Instruction >> Every record must be transcribed in its entirety, apart from the images, which are to be omitted.
— BEGIN Record excerpts —
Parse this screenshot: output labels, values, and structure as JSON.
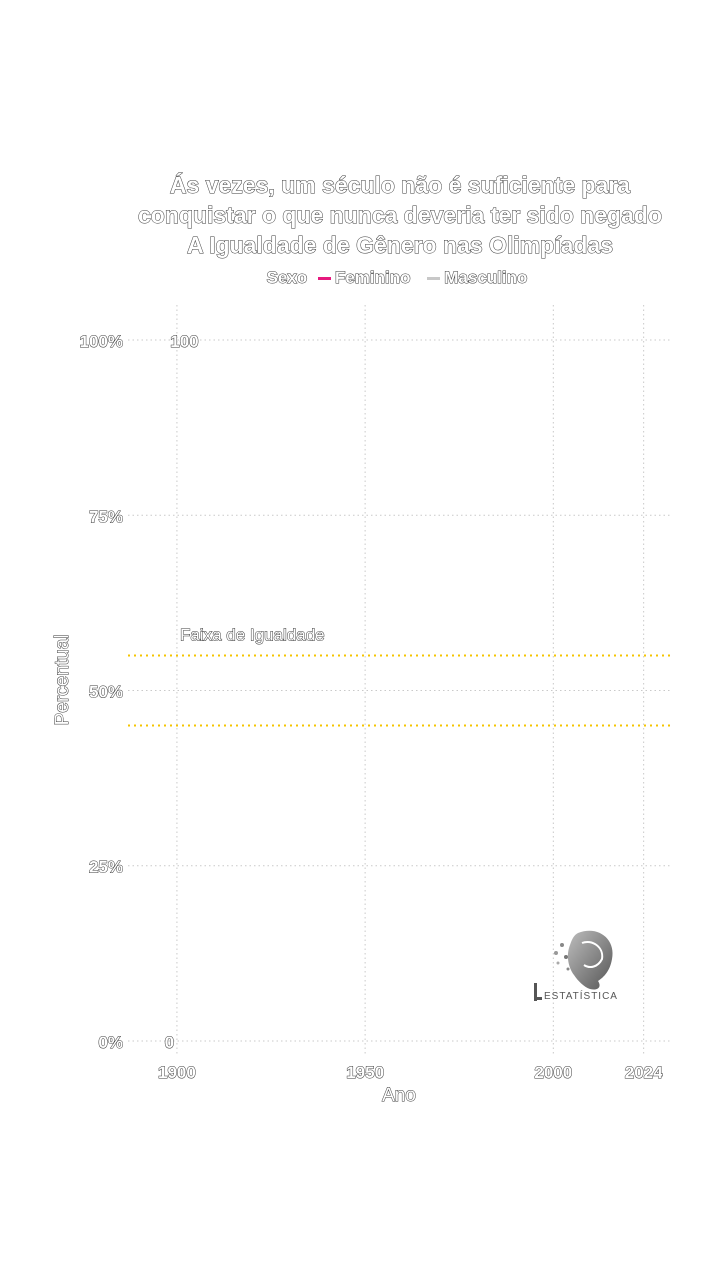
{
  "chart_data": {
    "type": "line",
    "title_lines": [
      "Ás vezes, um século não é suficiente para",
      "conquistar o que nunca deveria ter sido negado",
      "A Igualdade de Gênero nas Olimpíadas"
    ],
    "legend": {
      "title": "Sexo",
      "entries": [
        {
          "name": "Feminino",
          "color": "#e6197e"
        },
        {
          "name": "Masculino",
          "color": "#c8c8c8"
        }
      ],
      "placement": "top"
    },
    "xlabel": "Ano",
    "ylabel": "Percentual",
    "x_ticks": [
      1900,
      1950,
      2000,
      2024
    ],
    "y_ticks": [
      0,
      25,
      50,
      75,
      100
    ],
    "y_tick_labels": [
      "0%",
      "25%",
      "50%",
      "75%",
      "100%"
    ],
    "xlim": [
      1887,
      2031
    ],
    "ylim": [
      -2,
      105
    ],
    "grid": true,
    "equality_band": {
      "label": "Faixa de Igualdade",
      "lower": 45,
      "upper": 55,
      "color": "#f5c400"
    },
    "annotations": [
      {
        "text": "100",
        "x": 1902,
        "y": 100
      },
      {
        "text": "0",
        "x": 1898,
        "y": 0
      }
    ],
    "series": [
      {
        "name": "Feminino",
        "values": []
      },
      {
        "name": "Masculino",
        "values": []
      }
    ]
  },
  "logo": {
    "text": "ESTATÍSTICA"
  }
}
— END Record excerpts —
Task solution >>
Parse this screenshot: output labels, values, and structure as JSON.
{
  "chart_data": {
    "type": "line",
    "title_lines": [
      "Ás vezes, um século não é suficiente para",
      "conquistar o que nunca deveria ter sido negado",
      "A Igualdade de Gênero nas Olimpíadas"
    ],
    "legend": {
      "title": "Sexo",
      "entries": [
        {
          "name": "Feminino",
          "color": "#e6197e"
        },
        {
          "name": "Masculino",
          "color": "#c8c8c8"
        }
      ],
      "placement": "top"
    },
    "xlabel": "Ano",
    "ylabel": "Percentual",
    "x_ticks": [
      1900,
      1950,
      2000,
      2024
    ],
    "y_ticks": [
      0,
      25,
      50,
      75,
      100
    ],
    "y_tick_labels": [
      "0%",
      "25%",
      "50%",
      "75%",
      "100%"
    ],
    "xlim": [
      1887,
      2031
    ],
    "ylim": [
      -2,
      105
    ],
    "grid": true,
    "equality_band": {
      "label": "Faixa de Igualdade",
      "lower": 45,
      "upper": 55,
      "color": "#f5c400"
    },
    "annotations": [
      {
        "text": "100",
        "x": 1902,
        "y": 100
      },
      {
        "text": "0",
        "x": 1898,
        "y": 0
      }
    ],
    "series": [
      {
        "name": "Feminino",
        "values": []
      },
      {
        "name": "Masculino",
        "values": []
      }
    ]
  },
  "logo": {
    "text": "ESTATÍSTICA"
  }
}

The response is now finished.